>> START
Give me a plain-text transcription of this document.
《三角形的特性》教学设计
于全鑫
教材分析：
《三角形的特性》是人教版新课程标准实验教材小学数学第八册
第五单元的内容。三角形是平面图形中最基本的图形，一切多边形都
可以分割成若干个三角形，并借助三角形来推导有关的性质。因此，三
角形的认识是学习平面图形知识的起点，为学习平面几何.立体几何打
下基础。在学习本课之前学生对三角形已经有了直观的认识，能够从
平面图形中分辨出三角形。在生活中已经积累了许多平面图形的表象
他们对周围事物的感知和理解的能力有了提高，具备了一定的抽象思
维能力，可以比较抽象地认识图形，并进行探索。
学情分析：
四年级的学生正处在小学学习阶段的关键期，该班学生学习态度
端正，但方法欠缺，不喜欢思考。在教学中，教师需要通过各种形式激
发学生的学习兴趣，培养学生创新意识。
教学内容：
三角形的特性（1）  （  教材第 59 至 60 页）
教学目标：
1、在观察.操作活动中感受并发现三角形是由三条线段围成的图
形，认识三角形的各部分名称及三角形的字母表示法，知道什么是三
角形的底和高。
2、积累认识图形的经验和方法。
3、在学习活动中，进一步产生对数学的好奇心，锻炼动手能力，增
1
>> END
▶ _Exercise directions_: Every line of the records above needs to be given again exactly.

▶ _Task result_:
Give me a plain-text transcription of this document.
《三角形的特性》教学设计
于全鑫
教材分析：
《三角形的特性》是人教版新课程标准实验教材小学数学第八册
第五单元的内容。三角形是平面图形中最基本的图形，一切多边形都
可以分割成若干个三角形，并借助三角形来推导有关的性质。因此，三
角形的认识是学习平面图形知识的起点，为学习平面几何.立体几何打
下基础。在学习本课之前学生对三角形已经有了直观的认识，能够从
平面图形中分辨出三角形。在生活中已经积累了许多平面图形的表象
他们对周围事物的感知和理解的能力有了提高，具备了一定的抽象思
维能力，可以比较抽象地认识图形，并进行探索。
学情分析：
四年级的学生正处在小学学习阶段的关键期，该班学生学习态度
端正，但方法欠缺，不喜欢思考。在教学中，教师需要通过各种形式激
发学生的学习兴趣，培养学生创新意识。
教学内容：
三角形的特性（1）  （  教材第 59 至 60 页）
教学目标：
1、在观察.操作活动中感受并发现三角形是由三条线段围成的图
形，认识三角形的各部分名称及三角形的字母表示法，知道什么是三
角形的底和高。
2、积累认识图形的经验和方法。
3、在学习活动中，进一步产生对数学的好奇心，锻炼动手能力，增
1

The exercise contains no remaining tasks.